**RECORDS SHOWN:**

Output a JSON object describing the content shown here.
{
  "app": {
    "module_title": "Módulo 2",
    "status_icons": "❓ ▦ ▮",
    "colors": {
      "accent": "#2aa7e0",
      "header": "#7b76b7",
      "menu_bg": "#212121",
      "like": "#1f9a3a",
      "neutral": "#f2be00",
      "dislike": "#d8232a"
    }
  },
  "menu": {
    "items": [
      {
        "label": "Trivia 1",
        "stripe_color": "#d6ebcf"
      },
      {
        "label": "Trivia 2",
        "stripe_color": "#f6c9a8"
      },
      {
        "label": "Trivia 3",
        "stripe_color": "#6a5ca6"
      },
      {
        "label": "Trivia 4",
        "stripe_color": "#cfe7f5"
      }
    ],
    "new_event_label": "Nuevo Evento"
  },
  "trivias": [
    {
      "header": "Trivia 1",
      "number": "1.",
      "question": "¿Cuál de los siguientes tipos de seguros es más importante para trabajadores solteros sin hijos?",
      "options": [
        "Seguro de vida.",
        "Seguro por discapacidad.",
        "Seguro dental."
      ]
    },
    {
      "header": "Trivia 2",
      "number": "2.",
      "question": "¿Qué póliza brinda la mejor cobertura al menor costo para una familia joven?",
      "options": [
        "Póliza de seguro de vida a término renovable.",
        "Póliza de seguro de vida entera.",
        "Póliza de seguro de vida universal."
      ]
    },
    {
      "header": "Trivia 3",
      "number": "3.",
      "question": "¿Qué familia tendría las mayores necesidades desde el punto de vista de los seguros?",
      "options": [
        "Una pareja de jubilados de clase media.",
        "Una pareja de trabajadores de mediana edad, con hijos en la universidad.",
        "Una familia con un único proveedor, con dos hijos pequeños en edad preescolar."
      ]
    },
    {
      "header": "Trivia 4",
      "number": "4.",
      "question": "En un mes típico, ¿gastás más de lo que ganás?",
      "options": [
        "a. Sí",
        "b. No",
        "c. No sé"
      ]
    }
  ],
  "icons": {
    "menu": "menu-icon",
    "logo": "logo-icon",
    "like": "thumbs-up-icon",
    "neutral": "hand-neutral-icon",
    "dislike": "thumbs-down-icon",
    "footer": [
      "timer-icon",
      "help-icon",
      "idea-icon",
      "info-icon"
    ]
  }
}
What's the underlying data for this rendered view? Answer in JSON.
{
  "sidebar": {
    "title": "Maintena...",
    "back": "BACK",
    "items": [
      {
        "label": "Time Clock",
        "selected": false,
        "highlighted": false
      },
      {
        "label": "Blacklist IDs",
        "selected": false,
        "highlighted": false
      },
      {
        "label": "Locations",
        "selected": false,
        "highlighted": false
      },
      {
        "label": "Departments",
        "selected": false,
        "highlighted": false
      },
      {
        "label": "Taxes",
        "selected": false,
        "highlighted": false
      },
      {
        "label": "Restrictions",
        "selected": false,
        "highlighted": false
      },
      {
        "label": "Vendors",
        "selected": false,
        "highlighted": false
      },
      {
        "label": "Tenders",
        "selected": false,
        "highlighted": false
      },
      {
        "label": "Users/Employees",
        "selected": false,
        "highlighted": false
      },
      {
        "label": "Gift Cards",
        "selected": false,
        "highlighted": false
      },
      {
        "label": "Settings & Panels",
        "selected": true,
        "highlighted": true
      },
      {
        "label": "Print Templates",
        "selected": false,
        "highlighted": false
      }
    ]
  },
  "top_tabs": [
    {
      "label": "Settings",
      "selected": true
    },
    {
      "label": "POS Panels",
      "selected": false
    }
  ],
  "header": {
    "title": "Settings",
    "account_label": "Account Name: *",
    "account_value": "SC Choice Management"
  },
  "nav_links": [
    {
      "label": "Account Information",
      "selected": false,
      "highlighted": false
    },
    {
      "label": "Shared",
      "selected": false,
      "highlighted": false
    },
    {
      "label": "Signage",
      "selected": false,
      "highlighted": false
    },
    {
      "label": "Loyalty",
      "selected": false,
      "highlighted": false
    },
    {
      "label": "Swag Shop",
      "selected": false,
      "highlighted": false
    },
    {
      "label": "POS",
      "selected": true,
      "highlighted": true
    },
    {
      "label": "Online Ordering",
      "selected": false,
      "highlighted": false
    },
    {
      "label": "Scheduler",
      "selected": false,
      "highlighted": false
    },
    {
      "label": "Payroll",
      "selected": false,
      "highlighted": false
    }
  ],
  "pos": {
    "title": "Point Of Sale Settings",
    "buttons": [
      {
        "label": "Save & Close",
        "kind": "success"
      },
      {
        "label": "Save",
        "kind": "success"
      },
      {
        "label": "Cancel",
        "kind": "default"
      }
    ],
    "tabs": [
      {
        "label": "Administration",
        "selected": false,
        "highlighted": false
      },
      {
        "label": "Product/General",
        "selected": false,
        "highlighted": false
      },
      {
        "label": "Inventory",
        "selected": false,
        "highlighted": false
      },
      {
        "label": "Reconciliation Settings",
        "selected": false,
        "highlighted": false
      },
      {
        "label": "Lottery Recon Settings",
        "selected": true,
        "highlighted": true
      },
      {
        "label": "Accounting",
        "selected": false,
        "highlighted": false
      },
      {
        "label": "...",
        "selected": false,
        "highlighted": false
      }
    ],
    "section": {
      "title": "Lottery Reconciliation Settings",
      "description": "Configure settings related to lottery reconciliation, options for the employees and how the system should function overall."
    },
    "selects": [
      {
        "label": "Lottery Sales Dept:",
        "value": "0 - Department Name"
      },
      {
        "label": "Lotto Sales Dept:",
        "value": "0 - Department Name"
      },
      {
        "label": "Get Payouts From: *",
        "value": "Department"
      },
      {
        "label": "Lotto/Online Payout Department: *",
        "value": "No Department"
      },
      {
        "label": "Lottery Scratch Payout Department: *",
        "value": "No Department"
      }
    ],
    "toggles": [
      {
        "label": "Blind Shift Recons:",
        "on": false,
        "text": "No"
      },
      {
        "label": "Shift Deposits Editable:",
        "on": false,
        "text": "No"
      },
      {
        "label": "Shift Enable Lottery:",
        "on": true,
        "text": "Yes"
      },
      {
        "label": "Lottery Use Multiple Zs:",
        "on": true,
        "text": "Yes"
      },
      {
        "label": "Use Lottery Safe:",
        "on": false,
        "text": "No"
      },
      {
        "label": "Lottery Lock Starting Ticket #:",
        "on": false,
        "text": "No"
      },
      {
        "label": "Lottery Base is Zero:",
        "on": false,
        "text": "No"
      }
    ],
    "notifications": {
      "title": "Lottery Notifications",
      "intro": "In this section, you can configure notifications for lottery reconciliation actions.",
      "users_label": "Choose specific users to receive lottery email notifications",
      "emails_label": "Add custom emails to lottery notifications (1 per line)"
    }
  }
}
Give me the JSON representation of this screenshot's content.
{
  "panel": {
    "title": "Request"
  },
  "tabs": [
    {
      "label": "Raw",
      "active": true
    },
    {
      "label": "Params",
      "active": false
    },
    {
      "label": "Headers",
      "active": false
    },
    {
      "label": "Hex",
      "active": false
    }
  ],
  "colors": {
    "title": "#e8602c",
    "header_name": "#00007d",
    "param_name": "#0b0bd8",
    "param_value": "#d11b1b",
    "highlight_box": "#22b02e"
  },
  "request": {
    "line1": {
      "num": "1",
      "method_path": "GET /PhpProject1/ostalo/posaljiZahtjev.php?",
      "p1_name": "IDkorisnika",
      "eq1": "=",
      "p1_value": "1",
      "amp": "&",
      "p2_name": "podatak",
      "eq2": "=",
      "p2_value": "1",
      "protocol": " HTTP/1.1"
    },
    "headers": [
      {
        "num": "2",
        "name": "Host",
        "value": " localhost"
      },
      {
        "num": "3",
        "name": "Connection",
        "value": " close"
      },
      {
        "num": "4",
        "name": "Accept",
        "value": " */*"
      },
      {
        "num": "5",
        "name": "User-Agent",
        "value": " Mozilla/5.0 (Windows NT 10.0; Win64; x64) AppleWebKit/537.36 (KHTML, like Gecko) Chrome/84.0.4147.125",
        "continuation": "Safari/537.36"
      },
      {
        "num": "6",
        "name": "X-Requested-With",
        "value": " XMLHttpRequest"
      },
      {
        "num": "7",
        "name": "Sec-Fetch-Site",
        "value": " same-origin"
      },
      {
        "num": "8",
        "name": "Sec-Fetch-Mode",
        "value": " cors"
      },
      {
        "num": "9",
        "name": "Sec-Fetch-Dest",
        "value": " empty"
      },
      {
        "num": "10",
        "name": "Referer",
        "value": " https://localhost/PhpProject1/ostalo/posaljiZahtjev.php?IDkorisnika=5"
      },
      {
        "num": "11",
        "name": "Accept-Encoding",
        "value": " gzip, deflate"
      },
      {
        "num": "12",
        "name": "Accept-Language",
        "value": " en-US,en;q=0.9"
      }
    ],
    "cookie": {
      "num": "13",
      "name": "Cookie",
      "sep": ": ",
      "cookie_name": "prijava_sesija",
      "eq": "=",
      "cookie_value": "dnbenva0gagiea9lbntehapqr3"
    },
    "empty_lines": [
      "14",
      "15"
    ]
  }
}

**SET TASK:**
Identify the lines in the entries that hold "thumbs" and return each one.

**RESPONSE BELOW:**
    "like": "thumbs-up-icon",
    "dislike": "thumbs-down-icon",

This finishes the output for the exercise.